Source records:
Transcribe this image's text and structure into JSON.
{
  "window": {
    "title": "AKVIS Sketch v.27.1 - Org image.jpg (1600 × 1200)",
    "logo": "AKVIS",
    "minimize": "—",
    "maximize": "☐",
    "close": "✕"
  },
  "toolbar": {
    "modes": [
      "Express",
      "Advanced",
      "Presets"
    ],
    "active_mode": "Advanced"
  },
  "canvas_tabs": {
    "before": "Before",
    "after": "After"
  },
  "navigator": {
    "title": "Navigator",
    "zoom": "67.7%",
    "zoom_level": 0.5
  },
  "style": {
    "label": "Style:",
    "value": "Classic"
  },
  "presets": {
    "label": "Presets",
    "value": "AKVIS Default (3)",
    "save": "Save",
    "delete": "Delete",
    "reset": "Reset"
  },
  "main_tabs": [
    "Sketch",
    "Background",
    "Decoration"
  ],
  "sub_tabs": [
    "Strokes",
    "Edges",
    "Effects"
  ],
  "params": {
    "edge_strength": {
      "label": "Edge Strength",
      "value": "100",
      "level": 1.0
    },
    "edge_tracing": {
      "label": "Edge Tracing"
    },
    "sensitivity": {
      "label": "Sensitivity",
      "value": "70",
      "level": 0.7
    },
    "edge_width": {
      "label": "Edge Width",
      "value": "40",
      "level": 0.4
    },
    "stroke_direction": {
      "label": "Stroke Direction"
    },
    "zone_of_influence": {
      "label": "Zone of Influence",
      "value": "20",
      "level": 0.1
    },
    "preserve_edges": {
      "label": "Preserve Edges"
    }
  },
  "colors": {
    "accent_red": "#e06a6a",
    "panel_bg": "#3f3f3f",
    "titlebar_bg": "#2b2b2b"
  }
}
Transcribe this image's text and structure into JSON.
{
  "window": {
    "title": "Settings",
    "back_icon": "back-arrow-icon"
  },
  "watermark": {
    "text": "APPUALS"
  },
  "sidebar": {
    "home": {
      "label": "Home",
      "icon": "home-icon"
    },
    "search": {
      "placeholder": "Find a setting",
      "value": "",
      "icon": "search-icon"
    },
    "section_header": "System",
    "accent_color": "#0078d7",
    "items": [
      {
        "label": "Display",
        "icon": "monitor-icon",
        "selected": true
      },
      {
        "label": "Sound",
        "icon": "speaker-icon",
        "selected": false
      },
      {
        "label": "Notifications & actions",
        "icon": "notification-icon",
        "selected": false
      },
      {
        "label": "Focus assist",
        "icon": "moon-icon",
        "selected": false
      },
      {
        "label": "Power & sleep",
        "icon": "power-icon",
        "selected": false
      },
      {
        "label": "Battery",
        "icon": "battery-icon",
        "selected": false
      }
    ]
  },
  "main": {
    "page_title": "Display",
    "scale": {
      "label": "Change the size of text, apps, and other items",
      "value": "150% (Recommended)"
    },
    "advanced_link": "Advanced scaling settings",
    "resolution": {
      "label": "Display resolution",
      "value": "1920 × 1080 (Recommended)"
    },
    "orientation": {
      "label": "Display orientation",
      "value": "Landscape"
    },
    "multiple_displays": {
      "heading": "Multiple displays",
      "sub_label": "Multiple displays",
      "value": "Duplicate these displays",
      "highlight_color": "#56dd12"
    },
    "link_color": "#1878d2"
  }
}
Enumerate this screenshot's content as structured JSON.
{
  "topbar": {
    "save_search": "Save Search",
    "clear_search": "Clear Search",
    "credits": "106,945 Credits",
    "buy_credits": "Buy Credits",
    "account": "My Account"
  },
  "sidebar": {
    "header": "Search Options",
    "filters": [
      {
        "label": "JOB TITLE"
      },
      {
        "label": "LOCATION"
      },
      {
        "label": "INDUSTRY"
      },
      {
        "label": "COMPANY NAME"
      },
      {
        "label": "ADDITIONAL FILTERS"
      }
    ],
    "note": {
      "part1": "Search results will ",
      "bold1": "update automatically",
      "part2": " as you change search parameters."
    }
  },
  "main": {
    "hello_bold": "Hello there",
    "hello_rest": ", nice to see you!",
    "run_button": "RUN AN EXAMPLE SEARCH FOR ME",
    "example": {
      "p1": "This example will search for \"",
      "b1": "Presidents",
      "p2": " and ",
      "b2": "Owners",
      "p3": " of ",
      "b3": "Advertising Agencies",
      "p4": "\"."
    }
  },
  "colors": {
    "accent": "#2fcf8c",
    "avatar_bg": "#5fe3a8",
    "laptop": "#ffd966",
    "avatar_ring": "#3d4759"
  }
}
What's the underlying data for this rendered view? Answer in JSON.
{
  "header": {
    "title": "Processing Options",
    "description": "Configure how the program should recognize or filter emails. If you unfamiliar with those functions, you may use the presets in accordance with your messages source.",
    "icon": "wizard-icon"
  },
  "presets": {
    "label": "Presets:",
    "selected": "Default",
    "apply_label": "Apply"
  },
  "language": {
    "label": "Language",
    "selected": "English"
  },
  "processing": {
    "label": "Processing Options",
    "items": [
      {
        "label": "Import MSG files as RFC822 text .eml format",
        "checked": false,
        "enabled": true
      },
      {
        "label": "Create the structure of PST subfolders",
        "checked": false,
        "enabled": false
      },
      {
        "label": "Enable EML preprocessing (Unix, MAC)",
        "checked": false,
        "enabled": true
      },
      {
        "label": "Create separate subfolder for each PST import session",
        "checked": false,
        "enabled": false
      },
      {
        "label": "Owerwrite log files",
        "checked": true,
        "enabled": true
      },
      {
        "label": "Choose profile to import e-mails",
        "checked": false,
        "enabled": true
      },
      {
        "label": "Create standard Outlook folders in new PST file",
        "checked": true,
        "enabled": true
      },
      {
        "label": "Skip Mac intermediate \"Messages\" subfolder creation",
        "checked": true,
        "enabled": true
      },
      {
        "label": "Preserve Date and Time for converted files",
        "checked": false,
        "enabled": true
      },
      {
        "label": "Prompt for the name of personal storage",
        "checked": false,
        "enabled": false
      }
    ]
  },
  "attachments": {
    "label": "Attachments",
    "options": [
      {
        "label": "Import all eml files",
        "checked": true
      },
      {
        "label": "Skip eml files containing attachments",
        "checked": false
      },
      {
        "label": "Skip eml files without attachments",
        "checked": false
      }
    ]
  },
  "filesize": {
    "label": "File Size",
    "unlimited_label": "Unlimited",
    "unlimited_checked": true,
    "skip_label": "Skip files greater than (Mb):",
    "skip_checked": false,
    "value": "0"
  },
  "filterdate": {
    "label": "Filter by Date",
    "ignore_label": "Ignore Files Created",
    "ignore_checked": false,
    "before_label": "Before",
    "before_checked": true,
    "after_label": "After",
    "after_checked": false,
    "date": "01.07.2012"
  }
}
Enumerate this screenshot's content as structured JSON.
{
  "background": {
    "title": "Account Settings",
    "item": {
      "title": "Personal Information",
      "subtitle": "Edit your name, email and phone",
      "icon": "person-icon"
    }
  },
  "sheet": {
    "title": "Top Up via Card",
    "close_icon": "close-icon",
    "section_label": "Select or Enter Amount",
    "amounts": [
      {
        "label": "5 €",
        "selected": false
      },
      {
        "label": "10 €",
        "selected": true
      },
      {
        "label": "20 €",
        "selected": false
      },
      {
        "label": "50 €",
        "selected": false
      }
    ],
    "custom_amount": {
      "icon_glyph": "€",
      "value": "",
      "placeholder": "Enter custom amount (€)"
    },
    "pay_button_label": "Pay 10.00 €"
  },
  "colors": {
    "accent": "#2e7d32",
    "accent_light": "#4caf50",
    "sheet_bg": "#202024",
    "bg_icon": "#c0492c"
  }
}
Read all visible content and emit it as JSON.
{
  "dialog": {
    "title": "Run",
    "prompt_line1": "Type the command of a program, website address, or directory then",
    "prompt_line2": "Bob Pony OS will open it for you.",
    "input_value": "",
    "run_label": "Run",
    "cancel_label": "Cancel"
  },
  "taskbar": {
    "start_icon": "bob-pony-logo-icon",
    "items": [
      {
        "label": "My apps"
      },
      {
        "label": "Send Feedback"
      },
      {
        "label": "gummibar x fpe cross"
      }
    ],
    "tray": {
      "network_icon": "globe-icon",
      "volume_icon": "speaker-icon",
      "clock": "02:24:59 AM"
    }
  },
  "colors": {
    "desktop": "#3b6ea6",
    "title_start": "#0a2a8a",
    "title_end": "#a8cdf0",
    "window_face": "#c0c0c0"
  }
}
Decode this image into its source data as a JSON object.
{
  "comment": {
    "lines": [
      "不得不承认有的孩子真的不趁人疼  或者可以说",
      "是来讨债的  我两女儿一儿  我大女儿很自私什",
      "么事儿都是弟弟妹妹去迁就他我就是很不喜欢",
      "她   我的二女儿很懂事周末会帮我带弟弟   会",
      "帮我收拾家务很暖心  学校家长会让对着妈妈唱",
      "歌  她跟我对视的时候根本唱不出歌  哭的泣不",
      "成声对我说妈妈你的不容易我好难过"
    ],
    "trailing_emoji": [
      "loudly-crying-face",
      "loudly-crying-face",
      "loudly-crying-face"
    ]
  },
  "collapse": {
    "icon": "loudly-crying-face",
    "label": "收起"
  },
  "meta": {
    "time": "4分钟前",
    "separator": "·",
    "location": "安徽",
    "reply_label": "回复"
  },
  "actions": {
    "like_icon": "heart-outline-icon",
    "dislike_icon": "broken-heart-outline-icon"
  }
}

**REQUIREMENT**
How many lines of the data hold the string "Account"? Reply with the number alone.

**RESPONSE TO THE EXERCISE**
2